==== Provided data ====
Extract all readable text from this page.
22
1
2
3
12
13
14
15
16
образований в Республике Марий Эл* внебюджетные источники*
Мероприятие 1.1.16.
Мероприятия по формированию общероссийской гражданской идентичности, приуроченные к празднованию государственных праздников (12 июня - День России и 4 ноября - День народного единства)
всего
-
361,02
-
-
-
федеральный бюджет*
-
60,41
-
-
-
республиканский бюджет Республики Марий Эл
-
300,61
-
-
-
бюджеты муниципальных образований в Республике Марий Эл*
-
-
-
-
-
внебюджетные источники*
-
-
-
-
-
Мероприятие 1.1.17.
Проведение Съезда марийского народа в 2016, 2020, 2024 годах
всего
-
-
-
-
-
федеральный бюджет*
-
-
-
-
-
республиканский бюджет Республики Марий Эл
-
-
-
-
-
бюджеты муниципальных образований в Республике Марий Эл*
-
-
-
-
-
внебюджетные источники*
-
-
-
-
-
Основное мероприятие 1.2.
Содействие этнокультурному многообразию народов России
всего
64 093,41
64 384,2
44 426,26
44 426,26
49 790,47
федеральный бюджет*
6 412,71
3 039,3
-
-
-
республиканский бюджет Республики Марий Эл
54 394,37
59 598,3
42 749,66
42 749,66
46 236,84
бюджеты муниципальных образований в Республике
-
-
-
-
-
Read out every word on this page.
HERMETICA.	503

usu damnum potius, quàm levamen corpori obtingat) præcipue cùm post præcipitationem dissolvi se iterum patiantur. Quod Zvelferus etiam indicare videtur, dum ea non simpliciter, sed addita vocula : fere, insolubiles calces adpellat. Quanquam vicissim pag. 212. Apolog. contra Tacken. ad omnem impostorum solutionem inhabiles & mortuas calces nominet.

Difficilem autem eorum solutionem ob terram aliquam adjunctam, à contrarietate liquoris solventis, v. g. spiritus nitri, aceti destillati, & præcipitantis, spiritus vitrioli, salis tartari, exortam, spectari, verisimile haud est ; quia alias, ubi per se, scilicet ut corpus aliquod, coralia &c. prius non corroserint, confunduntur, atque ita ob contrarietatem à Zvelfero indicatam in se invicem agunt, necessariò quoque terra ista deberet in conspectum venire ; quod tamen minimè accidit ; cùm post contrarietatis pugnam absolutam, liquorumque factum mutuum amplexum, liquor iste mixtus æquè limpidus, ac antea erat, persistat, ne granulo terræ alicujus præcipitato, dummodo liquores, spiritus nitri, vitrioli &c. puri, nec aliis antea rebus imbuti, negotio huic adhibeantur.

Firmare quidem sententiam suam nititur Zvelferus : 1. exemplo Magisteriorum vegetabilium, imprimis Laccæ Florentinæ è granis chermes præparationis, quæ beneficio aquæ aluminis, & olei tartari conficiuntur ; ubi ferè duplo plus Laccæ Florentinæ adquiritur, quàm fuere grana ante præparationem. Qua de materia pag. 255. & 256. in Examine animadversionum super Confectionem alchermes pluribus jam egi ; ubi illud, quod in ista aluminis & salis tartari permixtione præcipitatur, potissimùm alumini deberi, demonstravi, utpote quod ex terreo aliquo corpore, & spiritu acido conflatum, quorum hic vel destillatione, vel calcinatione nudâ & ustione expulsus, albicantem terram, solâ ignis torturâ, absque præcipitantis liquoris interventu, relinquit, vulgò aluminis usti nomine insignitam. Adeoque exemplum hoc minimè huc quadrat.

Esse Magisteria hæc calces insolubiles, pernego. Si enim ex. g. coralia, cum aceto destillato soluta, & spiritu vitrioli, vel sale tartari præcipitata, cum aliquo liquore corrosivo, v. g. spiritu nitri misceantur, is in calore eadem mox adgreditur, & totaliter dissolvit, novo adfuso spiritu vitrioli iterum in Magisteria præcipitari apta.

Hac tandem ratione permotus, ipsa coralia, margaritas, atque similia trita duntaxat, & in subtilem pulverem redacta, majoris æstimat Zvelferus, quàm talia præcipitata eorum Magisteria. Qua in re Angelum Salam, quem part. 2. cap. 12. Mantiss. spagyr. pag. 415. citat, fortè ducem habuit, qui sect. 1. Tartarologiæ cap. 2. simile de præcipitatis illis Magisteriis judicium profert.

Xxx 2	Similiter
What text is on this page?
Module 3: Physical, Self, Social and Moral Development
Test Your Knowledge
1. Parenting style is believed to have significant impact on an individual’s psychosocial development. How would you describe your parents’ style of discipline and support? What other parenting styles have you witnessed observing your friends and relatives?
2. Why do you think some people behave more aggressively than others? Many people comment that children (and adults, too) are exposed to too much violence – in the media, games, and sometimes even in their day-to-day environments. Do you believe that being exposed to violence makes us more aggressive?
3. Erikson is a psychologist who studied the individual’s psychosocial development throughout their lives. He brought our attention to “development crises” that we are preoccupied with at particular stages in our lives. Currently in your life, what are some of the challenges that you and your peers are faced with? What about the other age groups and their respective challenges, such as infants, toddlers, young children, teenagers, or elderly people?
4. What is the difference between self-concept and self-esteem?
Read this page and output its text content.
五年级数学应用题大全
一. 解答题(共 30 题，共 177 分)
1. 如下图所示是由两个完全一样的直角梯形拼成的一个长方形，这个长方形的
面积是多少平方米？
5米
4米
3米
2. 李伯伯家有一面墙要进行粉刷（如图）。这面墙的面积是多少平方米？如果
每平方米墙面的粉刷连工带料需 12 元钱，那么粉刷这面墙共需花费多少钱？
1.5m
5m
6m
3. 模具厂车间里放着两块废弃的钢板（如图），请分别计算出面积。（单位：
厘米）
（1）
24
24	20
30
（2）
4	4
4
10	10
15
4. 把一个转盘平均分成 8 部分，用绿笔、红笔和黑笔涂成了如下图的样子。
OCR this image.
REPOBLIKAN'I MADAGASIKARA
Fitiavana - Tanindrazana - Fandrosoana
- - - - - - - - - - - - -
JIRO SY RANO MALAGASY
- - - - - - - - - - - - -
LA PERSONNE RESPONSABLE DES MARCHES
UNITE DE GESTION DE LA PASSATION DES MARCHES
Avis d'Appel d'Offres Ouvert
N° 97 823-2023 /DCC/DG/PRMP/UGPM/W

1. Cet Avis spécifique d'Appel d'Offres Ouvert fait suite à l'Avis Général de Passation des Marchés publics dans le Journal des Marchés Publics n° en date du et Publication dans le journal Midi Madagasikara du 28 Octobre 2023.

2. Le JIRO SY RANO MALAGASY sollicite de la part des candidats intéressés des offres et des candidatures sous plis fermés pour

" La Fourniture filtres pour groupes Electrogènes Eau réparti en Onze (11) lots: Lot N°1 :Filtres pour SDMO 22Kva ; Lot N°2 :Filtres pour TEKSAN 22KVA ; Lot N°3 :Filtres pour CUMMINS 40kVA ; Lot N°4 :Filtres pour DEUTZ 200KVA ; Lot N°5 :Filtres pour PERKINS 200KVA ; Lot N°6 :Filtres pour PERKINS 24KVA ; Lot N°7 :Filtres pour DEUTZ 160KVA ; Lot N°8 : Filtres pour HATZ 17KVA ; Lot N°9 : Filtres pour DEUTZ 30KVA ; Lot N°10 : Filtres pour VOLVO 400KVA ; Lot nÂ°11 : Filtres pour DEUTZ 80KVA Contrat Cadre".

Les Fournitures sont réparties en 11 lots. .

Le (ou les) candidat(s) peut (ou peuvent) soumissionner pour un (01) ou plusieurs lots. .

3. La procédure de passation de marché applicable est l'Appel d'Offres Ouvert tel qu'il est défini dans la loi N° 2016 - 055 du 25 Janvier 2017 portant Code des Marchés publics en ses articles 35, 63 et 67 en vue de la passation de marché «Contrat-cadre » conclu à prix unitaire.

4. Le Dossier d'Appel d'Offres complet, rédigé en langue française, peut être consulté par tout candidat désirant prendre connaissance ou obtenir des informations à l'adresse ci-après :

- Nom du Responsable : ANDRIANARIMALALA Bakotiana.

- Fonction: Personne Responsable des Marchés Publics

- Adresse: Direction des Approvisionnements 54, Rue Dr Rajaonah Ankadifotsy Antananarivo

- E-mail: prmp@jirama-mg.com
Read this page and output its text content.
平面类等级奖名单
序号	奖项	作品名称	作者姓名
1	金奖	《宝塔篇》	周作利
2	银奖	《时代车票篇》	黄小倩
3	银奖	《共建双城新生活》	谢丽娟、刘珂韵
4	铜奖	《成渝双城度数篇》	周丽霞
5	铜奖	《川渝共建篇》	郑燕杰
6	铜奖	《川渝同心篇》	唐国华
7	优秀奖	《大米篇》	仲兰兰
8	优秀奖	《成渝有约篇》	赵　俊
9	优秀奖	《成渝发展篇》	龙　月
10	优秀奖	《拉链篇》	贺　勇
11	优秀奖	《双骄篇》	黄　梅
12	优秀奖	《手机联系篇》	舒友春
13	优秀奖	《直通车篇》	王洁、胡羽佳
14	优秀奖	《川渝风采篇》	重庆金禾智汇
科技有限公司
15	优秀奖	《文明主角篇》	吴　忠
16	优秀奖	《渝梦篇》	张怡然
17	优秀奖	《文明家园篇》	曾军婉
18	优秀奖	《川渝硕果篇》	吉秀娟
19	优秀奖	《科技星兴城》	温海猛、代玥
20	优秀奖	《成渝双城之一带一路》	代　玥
====
§ Short task: Pick out each line that holds the string "JIRO".

§ Right answer:
JIRO SY RANO MALAGASY
2. Le JIRO SY RANO MALAGASY sollicite de la part des candidats intéressés des offres et des candidatures sous plis fermés pour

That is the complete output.